Exercise:
Write out the listing below exactly, and omit any images you find in it.

Dataset records:
↓
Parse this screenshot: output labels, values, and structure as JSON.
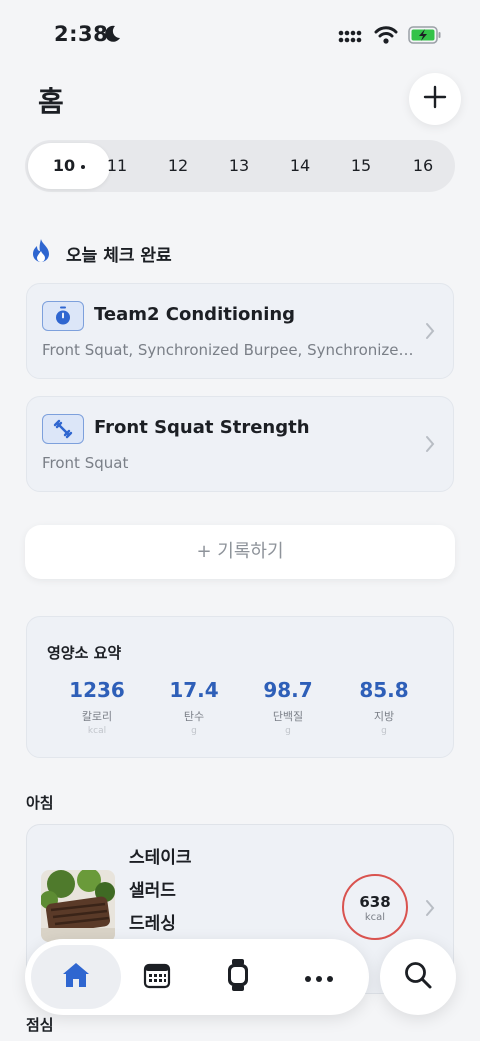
{
  "status": {
    "time": "2:38"
  },
  "header": {
    "title": "홈"
  },
  "dates": {
    "selected": "10",
    "others": [
      "11",
      "12",
      "13",
      "14",
      "15",
      "16"
    ]
  },
  "check": {
    "title": "오늘 체크 완료"
  },
  "workouts": [
    {
      "title": "Team2 Conditioning",
      "subtitle": "Front Squat, Synchronized Burpee, Synchronized Burpee"
    },
    {
      "title": "Front Squat Strength",
      "subtitle": "Front Squat"
    }
  ],
  "record_button": "+ 기록하기",
  "nutrition": {
    "title": "영양소 요약",
    "items": [
      {
        "value": "1236",
        "label": "칼로리",
        "unit": "kcal"
      },
      {
        "value": "17.4",
        "label": "탄수",
        "unit": "g"
      },
      {
        "value": "98.7",
        "label": "단백질",
        "unit": "g"
      },
      {
        "value": "85.8",
        "label": "지방",
        "unit": "g"
      }
    ]
  },
  "meals": {
    "breakfast_label": "아침",
    "breakfast": {
      "name_lines": [
        "스테이크",
        "샐러드",
        "드레싱"
      ],
      "kcal": "638",
      "kcal_unit": "kcal"
    },
    "lunch_label": "점심"
  },
  "colors": {
    "accent": "#2e5fb8",
    "kcal_ring": "#d9534f",
    "flame": "#2f66d0"
  },
  "icons": {
    "home": "home-icon",
    "calendar": "calendar-icon",
    "watch": "watch-icon",
    "more": "more-icon",
    "search": "search-icon"
  }
}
↑
Answer to the exercise:
Parse this screenshot: output labels, values, and structure as JSON.
{
  "status": {
    "time": "2:38"
  },
  "header": {
    "title": "홈"
  },
  "dates": {
    "selected": "10",
    "others": [
      "11",
      "12",
      "13",
      "14",
      "15",
      "16"
    ]
  },
  "check": {
    "title": "오늘 체크 완료"
  },
  "workouts": [
    {
      "title": "Team2 Conditioning",
      "subtitle": "Front Squat, Synchronized Burpee, Synchronized Burpee"
    },
    {
      "title": "Front Squat Strength",
      "subtitle": "Front Squat"
    }
  ],
  "record_button": "+ 기록하기",
  "nutrition": {
    "title": "영양소 요약",
    "items": [
      {
        "value": "1236",
        "label": "칼로리",
        "unit": "kcal"
      },
      {
        "value": "17.4",
        "label": "탄수",
        "unit": "g"
      },
      {
        "value": "98.7",
        "label": "단백질",
        "unit": "g"
      },
      {
        "value": "85.8",
        "label": "지방",
        "unit": "g"
      }
    ]
  },
  "meals": {
    "breakfast_label": "아침",
    "breakfast": {
      "name_lines": [
        "스테이크",
        "샐러드",
        "드레싱"
      ],
      "kcal": "638",
      "kcal_unit": "kcal"
    },
    "lunch_label": "점심"
  },
  "colors": {
    "accent": "#2e5fb8",
    "kcal_ring": "#d9534f",
    "flame": "#2f66d0"
  },
  "icons": {
    "home": "home-icon",
    "calendar": "calendar-icon",
    "watch": "watch-icon",
    "more": "more-icon",
    "search": "search-icon"
  }
}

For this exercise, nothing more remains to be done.